[Structured figure records]

* * *

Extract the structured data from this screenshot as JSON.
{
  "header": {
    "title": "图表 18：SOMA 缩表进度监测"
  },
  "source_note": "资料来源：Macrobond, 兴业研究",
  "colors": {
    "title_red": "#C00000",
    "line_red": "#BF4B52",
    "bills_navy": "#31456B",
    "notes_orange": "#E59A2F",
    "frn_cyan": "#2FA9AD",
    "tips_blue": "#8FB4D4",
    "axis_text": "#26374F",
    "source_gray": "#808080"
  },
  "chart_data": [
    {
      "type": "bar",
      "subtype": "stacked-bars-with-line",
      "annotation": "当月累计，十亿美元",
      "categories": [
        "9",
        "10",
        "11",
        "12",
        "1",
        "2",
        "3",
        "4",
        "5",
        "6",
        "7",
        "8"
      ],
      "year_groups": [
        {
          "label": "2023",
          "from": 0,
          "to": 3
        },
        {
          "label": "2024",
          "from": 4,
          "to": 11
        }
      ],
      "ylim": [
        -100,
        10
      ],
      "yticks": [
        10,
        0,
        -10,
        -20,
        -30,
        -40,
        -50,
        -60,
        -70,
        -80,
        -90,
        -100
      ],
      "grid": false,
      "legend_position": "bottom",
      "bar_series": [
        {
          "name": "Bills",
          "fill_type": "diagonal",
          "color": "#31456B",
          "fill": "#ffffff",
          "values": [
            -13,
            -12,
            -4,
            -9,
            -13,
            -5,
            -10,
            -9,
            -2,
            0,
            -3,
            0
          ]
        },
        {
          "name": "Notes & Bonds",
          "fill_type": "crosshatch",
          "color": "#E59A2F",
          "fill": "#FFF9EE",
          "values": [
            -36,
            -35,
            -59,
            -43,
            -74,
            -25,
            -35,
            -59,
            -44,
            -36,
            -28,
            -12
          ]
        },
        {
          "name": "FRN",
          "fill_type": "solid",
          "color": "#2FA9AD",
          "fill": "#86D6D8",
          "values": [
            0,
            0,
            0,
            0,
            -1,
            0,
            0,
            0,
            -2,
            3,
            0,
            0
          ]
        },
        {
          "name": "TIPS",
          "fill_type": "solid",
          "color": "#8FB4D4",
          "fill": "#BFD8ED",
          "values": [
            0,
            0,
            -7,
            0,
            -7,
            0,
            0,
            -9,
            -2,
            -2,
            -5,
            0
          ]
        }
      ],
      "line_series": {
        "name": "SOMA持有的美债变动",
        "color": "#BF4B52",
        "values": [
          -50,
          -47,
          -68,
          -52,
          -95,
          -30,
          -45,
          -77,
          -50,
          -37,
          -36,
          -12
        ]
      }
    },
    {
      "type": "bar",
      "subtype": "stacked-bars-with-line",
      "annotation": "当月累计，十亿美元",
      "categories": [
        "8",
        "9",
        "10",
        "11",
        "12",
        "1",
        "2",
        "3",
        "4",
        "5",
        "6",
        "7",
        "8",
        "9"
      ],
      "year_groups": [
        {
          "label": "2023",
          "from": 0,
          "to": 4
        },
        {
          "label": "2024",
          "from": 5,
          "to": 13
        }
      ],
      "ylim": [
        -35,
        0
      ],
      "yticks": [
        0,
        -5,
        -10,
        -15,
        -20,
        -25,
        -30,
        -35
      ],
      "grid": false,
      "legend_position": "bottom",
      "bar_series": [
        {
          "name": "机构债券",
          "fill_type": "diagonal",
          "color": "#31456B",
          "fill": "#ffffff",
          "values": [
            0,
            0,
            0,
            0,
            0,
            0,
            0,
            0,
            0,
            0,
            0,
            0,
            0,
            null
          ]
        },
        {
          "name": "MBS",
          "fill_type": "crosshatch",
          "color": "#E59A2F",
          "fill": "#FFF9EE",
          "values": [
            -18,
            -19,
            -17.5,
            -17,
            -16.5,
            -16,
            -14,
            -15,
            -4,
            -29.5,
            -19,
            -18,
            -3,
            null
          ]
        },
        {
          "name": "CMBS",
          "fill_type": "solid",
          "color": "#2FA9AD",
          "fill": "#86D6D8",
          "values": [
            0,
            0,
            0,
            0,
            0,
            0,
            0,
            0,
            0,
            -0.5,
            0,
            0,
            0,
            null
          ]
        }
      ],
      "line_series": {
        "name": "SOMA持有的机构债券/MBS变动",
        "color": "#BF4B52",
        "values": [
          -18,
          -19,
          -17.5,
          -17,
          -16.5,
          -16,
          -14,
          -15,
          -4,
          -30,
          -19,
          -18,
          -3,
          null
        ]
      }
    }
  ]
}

* * *

### OBJECTIVE
Reproduce the whole listing word for word.

### RIGHT ANSWER
Extract the structured data from this screenshot as JSON.
{
  "header": {
    "title": "图表 18：SOMA 缩表进度监测"
  },
  "source_note": "资料来源：Macrobond, 兴业研究",
  "colors": {
    "title_red": "#C00000",
    "line_red": "#BF4B52",
    "bills_navy": "#31456B",
    "notes_orange": "#E59A2F",
    "frn_cyan": "#2FA9AD",
    "tips_blue": "#8FB4D4",
    "axis_text": "#26374F",
    "source_gray": "#808080"
  },
  "chart_data": [
    {
      "type": "bar",
      "subtype": "stacked-bars-with-line",
      "annotation": "当月累计，十亿美元",
      "categories": [
        "9",
        "10",
        "11",
        "12",
        "1",
        "2",
        "3",
        "4",
        "5",
        "6",
        "7",
        "8"
      ],
      "year_groups": [
        {
          "label": "2023",
          "from": 0,
          "to": 3
        },
        {
          "label": "2024",
          "from": 4,
          "to": 11
        }
      ],
      "ylim": [
        -100,
        10
      ],
      "yticks": [
        10,
        0,
        -10,
        -20,
        -30,
        -40,
        -50,
        -60,
        -70,
        -80,
        -90,
        -100
      ],
      "grid": false,
      "legend_position": "bottom",
      "bar_series": [
        {
          "name": "Bills",
          "fill_type": "diagonal",
          "color": "#31456B",
          "fill": "#ffffff",
          "values": [
            -13,
            -12,
            -4,
            -9,
            -13,
            -5,
            -10,
            -9,
            -2,
            0,
            -3,
            0
          ]
        },
        {
          "name": "Notes & Bonds",
          "fill_type": "crosshatch",
          "color": "#E59A2F",
          "fill": "#FFF9EE",
          "values": [
            -36,
            -35,
            -59,
            -43,
            -74,
            -25,
            -35,
            -59,
            -44,
            -36,
            -28,
            -12
          ]
        },
        {
          "name": "FRN",
          "fill_type": "solid",
          "color": "#2FA9AD",
          "fill": "#86D6D8",
          "values": [
            0,
            0,
            0,
            0,
            -1,
            0,
            0,
            0,
            -2,
            3,
            0,
            0
          ]
        },
        {
          "name": "TIPS",
          "fill_type": "solid",
          "color": "#8FB4D4",
          "fill": "#BFD8ED",
          "values": [
            0,
            0,
            -7,
            0,
            -7,
            0,
            0,
            -9,
            -2,
            -2,
            -5,
            0
          ]
        }
      ],
      "line_series": {
        "name": "SOMA持有的美债变动",
        "color": "#BF4B52",
        "values": [
          -50,
          -47,
          -68,
          -52,
          -95,
          -30,
          -45,
          -77,
          -50,
          -37,
          -36,
          -12
        ]
      }
    },
    {
      "type": "bar",
      "subtype": "stacked-bars-with-line",
      "annotation": "当月累计，十亿美元",
      "categories": [
        "8",
        "9",
        "10",
        "11",
        "12",
        "1",
        "2",
        "3",
        "4",
        "5",
        "6",
        "7",
        "8",
        "9"
      ],
      "year_groups": [
        {
          "label": "2023",
          "from": 0,
          "to": 4
        },
        {
          "label": "2024",
          "from": 5,
          "to": 13
        }
      ],
      "ylim": [
        -35,
        0
      ],
      "yticks": [
        0,
        -5,
        -10,
        -15,
        -20,
        -25,
        -30,
        -35
      ],
      "grid": false,
      "legend_position": "bottom",
      "bar_series": [
        {
          "name": "机构债券",
          "fill_type": "diagonal",
          "color": "#31456B",
          "fill": "#ffffff",
          "values": [
            0,
            0,
            0,
            0,
            0,
            0,
            0,
            0,
            0,
            0,
            0,
            0,
            0,
            null
          ]
        },
        {
          "name": "MBS",
          "fill_type": "crosshatch",
          "color": "#E59A2F",
          "fill": "#FFF9EE",
          "values": [
            -18,
            -19,
            -17.5,
            -17,
            -16.5,
            -16,
            -14,
            -15,
            -4,
            -29.5,
            -19,
            -18,
            -3,
            null
          ]
        },
        {
          "name": "CMBS",
          "fill_type": "solid",
          "color": "#2FA9AD",
          "fill": "#86D6D8",
          "values": [
            0,
            0,
            0,
            0,
            0,
            0,
            0,
            0,
            0,
            -0.5,
            0,
            0,
            0,
            null
          ]
        }
      ],
      "line_series": {
        "name": "SOMA持有的机构债券/MBS变动",
        "color": "#BF4B52",
        "values": [
          -18,
          -19,
          -17.5,
          -17,
          -16.5,
          -16,
          -14,
          -15,
          -4,
          -30,
          -19,
          -18,
          -3,
          null
        ]
      }
    }
  ]
}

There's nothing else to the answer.